Recorded data
* * * * * * *

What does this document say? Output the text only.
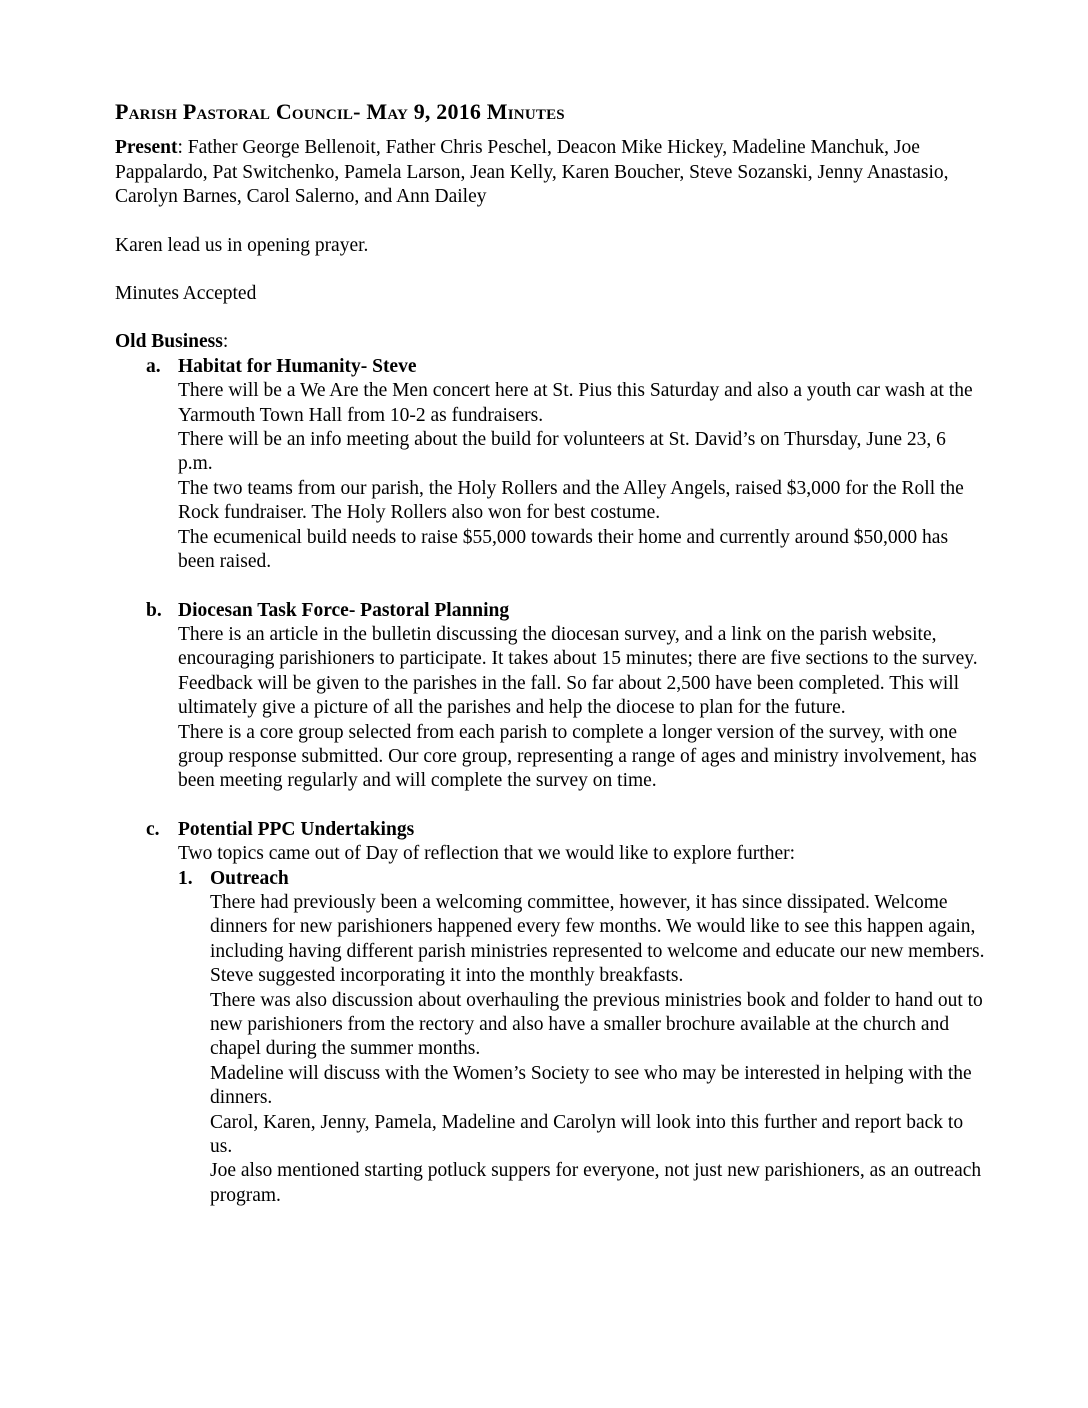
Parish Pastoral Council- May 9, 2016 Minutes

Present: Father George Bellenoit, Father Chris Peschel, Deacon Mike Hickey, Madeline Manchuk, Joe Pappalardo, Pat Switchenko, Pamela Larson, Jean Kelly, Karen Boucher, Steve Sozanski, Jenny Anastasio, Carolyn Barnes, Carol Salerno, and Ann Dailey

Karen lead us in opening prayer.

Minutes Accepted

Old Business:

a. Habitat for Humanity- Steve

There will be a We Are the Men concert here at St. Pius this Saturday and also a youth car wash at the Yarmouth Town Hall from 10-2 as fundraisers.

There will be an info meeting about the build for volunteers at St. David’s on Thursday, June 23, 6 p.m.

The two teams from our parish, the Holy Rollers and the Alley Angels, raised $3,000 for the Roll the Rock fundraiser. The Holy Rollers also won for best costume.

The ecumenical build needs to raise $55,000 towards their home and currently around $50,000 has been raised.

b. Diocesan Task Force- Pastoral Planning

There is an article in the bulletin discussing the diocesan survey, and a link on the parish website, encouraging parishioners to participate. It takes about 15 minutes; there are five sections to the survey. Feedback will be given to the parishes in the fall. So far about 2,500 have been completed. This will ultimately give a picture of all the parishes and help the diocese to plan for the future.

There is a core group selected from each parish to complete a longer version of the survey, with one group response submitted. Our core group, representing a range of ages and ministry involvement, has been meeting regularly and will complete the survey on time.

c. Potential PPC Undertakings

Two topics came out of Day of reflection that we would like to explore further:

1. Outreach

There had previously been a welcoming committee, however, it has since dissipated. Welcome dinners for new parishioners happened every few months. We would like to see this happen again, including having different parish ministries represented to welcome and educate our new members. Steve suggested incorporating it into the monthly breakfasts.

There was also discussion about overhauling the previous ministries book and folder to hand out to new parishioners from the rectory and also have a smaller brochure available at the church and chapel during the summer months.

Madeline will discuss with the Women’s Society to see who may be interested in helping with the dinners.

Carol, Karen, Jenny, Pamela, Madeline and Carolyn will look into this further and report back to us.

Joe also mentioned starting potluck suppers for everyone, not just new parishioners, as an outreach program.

* * * * * * *

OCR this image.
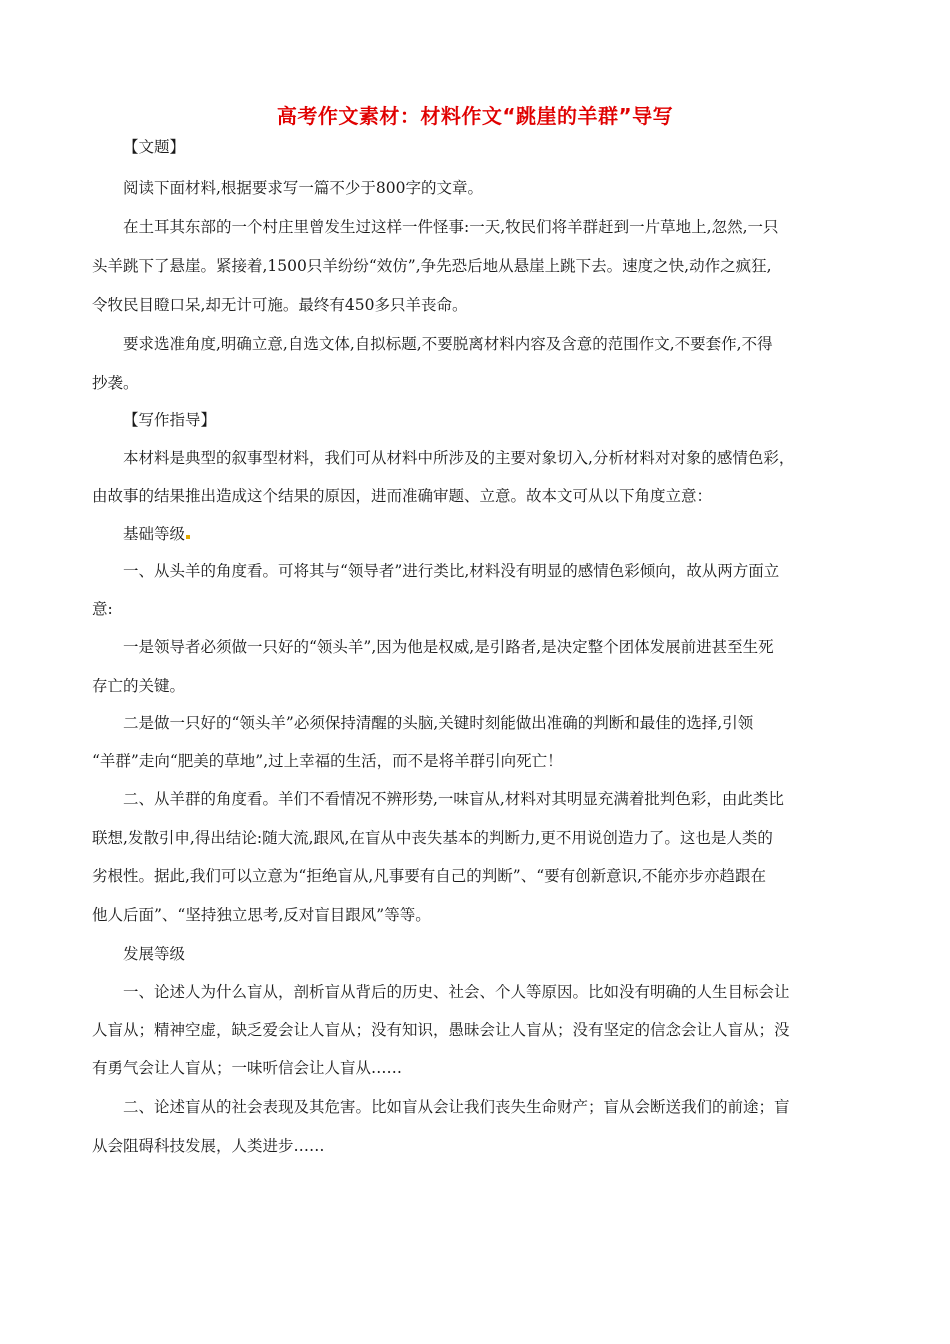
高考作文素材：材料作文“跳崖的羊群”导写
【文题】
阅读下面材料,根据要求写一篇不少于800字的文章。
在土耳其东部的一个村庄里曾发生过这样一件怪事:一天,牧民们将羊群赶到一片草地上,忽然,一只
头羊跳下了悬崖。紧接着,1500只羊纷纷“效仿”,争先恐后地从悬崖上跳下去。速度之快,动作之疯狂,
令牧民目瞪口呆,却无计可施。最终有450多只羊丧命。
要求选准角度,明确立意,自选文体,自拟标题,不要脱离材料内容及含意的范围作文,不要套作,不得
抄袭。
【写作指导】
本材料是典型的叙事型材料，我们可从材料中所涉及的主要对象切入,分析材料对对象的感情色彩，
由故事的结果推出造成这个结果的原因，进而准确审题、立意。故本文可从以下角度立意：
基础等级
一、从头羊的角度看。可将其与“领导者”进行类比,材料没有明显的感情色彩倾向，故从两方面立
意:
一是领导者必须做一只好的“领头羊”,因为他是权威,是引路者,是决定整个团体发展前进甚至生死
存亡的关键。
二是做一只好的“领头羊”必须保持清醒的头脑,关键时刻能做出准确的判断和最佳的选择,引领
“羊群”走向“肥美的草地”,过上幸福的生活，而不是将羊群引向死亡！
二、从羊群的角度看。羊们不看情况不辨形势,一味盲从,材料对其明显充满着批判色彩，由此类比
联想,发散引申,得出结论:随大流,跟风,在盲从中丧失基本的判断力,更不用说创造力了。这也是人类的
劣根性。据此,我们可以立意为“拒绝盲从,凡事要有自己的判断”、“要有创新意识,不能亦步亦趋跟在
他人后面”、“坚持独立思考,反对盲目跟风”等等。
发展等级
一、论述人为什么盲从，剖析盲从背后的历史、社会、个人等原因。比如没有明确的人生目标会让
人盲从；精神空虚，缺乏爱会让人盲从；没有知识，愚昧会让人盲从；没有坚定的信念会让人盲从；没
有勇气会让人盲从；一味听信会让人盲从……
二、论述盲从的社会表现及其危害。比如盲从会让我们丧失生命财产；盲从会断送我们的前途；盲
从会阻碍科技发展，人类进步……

* * * * * * *

→ What you are asked to do: Check each line of the entries above, and show every one holding the word "Pastoral".

→ Answer:
Parish Pastoral Council- May 9, 2016 Minutes
b. Diocesan Task Force- Pastoral Planning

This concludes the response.